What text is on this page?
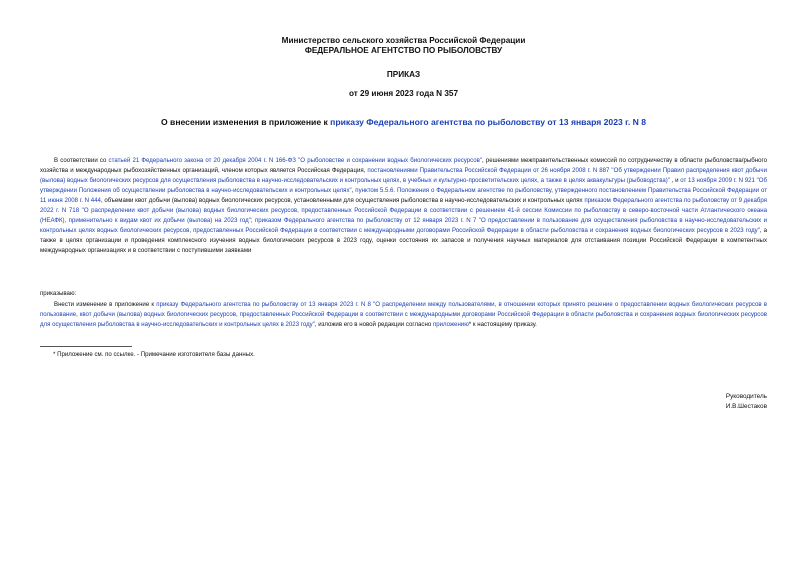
Министерство сельского хозяйства Российской Федерации
ФЕДЕРАЛЬНОЕ АГЕНТСТВО ПО РЫБОЛОВСТВУ
ПРИКАЗ
от 29 июня 2023 года N 357
О внесении изменения в приложение к приказу Федерального агентства по рыболовству от 13 января 2023 г. N 8
В соответствии со статьей 21 Федерального закона от 20 декабря 2004 г. N 166-ФЗ "О рыболовстве и сохранении водных биологических ресурсов", решениями межправительственных комиссий по сотрудничеству в области рыболовства/рыбного хозяйства и международных рыбохозяйственных организаций, членом которых является Российская Федерация, постановлениями Правительства Российской Федерации от 26 ноября 2008 г. N 887 "Об утверждении Правил распределения квот добычи (вылова) водных биологических ресурсов для осуществления рыболовства в научно-исследовательских и контрольных целях, в учебных и культурно-просветительских целях, а также в целях аквакультуры (рыбоводства)" , и от 13 ноября 2009 г. N 921 "Об утверждении Положения об осуществлении рыболовства в научно-исследовательских и контрольных целях", пунктом 5.5.6. Положения о Федеральном агентстве по рыболовству, утвержденного постановлением Правительства Российской Федерации от 11 июня 2008 г. N 444, объемами квот добычи (вылова) водных биологических ресурсов, установленными для осуществления рыболовства в научно-исследовательских и контрольных целях приказом Федерального агентства по рыболовству от 9 декабря 2022 г. N 718 "О распределении квот добычи (вылова) водных биологических ресурсов, предоставленных Российской Федерации в соответствии с решением 41-й сессии Комиссии по рыболовству в северо-восточной части Атлантического океана (НЕАФК), применительно к видам квот их добычи (вылова) на 2023 год"; приказом Федерального агентства по рыболовству от 12 января 2023 г. N 7 "О предоставлении в пользование для осуществления рыболовства в научно-исследовательских и контрольных целях водных биологических ресурсов, предоставленных Российской Федерации в соответствии с международными договорами Российской Федерации в области рыболовства и сохранения водных биологических ресурсов в 2023 году", а также в целях организации и проведения комплексного изучения водных биологических ресурсов в 2023 году, оценки состояния их запасов и получения научных материалов для отстаивания позиции Российской Федерации в компетентных международных организациях и в соответствии с поступившими заявками
приказываю:
Внести изменение в приложение к приказу Федерального агентства по рыболовству от 13 января 2023 г. N 8 "О распределении между пользователями, в отношении которых принято решение о предоставлении водных биологических ресурсов в пользование, квот добычи (вылова) водных биологических ресурсов, предоставленных Российской Федерации в соответствии с международными договорами Российской Федерации в области рыболовства и сохранения водных биологических ресурсов для осуществления рыболовства в научно-исследовательских и контрольных целях в 2023 году", изложив его в новой редакции согласно приложению* к настоящему приказу.
* Приложение см. по ссылке. - Примечание изготовителя базы данных.
Руководитель
И.В.Шестаков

> _Task directions_:
The records above are to be reproduced exactly; the pictures are to be left out.

> _Written answer_:
What text is on this page?
Министерство сельского хозяйства Российской Федерации
ФЕДЕРАЛЬНОЕ АГЕНТСТВО ПО РЫБОЛОВСТВУ
ПРИКАЗ
от 29 июня 2023 года N 357
О внесении изменения в приложение к приказу Федерального агентства по рыболовству от 13 января 2023 г. N 8
В соответствии со статьей 21 Федерального закона от 20 декабря 2004 г. N 166-ФЗ "О рыболовстве и сохранении водных биологических ресурсов", решениями межправительственных комиссий по сотрудничеству в области рыболовства/рыбного хозяйства и международных рыбохозяйственных организаций, членом которых является Российская Федерация, постановлениями Правительства Российской Федерации от 26 ноября 2008 г. N 887 "Об утверждении Правил распределения квот добычи (вылова) водных биологических ресурсов для осуществления рыболовства в научно-исследовательских и контрольных целях, в учебных и культурно-просветительских целях, а также в целях аквакультуры (рыбоводства)" , и от 13 ноября 2009 г. N 921 "Об утверждении Положения об осуществлении рыболовства в научно-исследовательских и контрольных целях", пунктом 5.5.6. Положения о Федеральном агентстве по рыболовству, утвержденного постановлением Правительства Российской Федерации от 11 июня 2008 г. N 444, объемами квот добычи (вылова) водных биологических ресурсов, установленными для осуществления рыболовства в научно-исследовательских и контрольных целях приказом Федерального агентства по рыболовству от 9 декабря 2022 г. N 718 "О распределении квот добычи (вылова) водных биологических ресурсов, предоставленных Российской Федерации в соответствии с решением 41-й сессии Комиссии по рыболовству в северо-восточной части Атлантического океана (НЕАФК), применительно к видам квот их добычи (вылова) на 2023 год"; приказом Федерального агентства по рыболовству от 12 января 2023 г. N 7 "О предоставлении в пользование для осуществления рыболовства в научно-исследовательских и контрольных целях водных биологических ресурсов, предоставленных Российской Федерации в соответствии с международными договорами Российской Федерации в области рыболовства и сохранения водных биологических ресурсов в 2023 году", а также в целях организации и проведения комплексного изучения водных биологических ресурсов в 2023 году, оценки состояния их запасов и получения научных материалов для отстаивания позиции Российской Федерации в компетентных международных организациях и в соответствии с поступившими заявками
приказываю:
Внести изменение в приложение к приказу Федерального агентства по рыболовству от 13 января 2023 г. N 8 "О распределении между пользователями, в отношении которых принято решение о предоставлении водных биологических ресурсов в пользование, квот добычи (вылова) водных биологических ресурсов, предоставленных Российской Федерации в соответствии с международными договорами Российской Федерации в области рыболовства и сохранения водных биологических ресурсов для осуществления рыболовства в научно-исследовательских и контрольных целях в 2023 году", изложив его в новой редакции согласно приложению* к настоящему приказу.
* Приложение см. по ссылке. - Примечание изготовителя базы данных.
Руководитель
И.В.Шестаков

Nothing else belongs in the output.